Exercise directions ▸ Gather all lines from the material that contain "CFDs".

** begin Input material **

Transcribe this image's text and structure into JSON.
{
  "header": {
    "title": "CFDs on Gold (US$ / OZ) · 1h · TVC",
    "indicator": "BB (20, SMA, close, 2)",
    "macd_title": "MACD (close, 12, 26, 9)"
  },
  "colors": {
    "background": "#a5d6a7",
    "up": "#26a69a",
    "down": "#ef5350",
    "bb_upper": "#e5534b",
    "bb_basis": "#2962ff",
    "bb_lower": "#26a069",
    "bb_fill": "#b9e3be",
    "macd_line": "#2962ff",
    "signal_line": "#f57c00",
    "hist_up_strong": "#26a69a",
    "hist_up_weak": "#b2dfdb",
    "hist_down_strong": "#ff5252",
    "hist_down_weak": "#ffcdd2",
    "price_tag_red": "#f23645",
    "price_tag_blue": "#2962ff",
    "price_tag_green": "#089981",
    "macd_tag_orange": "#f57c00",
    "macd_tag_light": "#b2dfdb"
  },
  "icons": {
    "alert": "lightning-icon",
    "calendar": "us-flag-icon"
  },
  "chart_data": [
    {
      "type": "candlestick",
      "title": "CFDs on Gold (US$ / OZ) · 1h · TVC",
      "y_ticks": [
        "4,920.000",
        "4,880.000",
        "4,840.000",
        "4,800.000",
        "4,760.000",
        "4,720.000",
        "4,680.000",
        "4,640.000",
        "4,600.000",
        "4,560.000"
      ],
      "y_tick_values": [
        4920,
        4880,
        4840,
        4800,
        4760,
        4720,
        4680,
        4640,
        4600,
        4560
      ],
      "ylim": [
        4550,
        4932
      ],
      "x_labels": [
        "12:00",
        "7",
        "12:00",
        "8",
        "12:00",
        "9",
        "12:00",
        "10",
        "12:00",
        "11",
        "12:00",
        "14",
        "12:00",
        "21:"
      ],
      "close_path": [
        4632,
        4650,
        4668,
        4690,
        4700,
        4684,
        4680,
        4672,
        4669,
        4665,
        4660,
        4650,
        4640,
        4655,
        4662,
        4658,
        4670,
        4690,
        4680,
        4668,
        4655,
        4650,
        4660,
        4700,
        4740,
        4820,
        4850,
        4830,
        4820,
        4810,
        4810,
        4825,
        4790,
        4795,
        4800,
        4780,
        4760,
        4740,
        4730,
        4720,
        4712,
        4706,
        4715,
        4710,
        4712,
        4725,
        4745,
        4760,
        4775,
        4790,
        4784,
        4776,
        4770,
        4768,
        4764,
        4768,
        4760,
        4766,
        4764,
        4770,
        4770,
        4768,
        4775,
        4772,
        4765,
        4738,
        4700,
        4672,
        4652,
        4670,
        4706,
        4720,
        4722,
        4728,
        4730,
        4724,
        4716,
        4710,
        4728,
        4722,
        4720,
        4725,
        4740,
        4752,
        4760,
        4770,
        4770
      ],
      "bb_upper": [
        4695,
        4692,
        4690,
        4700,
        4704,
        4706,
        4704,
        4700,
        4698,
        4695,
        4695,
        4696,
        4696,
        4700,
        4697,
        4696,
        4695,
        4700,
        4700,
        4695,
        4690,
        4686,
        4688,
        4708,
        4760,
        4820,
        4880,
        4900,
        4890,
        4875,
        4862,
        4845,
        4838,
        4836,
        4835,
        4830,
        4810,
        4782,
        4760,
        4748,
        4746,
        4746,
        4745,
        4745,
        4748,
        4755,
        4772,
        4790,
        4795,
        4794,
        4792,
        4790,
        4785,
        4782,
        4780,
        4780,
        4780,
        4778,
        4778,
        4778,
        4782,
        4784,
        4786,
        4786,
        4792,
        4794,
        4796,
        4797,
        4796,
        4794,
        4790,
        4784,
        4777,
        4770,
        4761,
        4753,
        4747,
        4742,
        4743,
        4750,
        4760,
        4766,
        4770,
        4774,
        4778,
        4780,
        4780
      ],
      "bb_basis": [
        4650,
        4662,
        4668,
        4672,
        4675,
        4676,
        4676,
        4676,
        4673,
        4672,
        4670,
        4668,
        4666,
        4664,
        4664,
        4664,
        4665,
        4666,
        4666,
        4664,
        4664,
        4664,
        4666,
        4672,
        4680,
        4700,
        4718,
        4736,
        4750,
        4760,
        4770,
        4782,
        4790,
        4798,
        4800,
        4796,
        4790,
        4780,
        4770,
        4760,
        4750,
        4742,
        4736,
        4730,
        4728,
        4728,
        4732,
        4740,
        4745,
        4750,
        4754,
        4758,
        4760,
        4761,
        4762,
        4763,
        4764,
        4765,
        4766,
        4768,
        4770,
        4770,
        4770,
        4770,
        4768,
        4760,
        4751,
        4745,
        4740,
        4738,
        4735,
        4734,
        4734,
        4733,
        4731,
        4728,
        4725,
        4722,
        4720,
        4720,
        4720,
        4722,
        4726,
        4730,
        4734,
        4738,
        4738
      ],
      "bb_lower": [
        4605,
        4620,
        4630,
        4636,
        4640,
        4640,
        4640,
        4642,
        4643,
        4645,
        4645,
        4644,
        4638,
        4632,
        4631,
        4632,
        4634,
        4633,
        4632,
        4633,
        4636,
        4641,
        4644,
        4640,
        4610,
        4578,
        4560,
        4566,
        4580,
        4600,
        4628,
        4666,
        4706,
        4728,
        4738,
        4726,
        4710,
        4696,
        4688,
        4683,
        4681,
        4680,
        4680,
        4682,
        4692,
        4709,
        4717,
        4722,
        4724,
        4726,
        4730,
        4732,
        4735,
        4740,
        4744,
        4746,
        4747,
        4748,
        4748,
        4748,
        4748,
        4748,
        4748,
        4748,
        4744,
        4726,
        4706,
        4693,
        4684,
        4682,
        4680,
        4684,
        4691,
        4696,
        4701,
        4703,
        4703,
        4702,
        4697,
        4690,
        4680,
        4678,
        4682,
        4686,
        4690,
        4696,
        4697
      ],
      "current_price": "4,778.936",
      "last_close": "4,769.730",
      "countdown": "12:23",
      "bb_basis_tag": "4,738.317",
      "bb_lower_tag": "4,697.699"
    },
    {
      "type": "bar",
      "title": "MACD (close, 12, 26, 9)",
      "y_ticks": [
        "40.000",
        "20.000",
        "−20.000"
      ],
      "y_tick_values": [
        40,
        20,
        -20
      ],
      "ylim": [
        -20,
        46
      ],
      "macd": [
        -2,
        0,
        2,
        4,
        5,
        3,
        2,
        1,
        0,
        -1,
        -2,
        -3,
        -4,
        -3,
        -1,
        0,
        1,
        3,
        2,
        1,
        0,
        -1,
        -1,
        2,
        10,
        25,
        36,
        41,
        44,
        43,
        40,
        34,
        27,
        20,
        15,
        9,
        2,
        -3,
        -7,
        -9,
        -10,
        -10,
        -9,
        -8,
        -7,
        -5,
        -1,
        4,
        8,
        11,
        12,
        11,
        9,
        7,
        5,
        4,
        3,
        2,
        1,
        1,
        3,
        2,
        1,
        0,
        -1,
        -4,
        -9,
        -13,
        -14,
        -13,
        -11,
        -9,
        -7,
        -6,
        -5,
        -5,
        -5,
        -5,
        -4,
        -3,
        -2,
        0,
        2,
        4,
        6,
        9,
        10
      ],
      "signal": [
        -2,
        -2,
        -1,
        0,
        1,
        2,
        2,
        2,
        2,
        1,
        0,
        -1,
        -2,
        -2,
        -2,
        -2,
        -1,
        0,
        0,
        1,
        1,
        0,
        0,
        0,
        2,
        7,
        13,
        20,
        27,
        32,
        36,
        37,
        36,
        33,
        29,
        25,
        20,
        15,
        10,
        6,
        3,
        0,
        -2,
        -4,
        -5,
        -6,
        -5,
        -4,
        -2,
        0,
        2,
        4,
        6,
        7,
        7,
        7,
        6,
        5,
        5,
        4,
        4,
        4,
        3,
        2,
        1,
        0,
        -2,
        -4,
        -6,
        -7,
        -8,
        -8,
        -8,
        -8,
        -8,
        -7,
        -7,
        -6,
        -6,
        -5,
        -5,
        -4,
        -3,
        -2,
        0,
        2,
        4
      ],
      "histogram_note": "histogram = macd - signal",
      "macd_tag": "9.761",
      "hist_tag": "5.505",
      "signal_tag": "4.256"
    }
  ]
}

** end Input material **

Written response ▸
    "title": "CFDs on Gold (US$ / OZ) · 1h · TVC",
      "title": "CFDs on Gold (US$ / OZ) · 1h · TVC",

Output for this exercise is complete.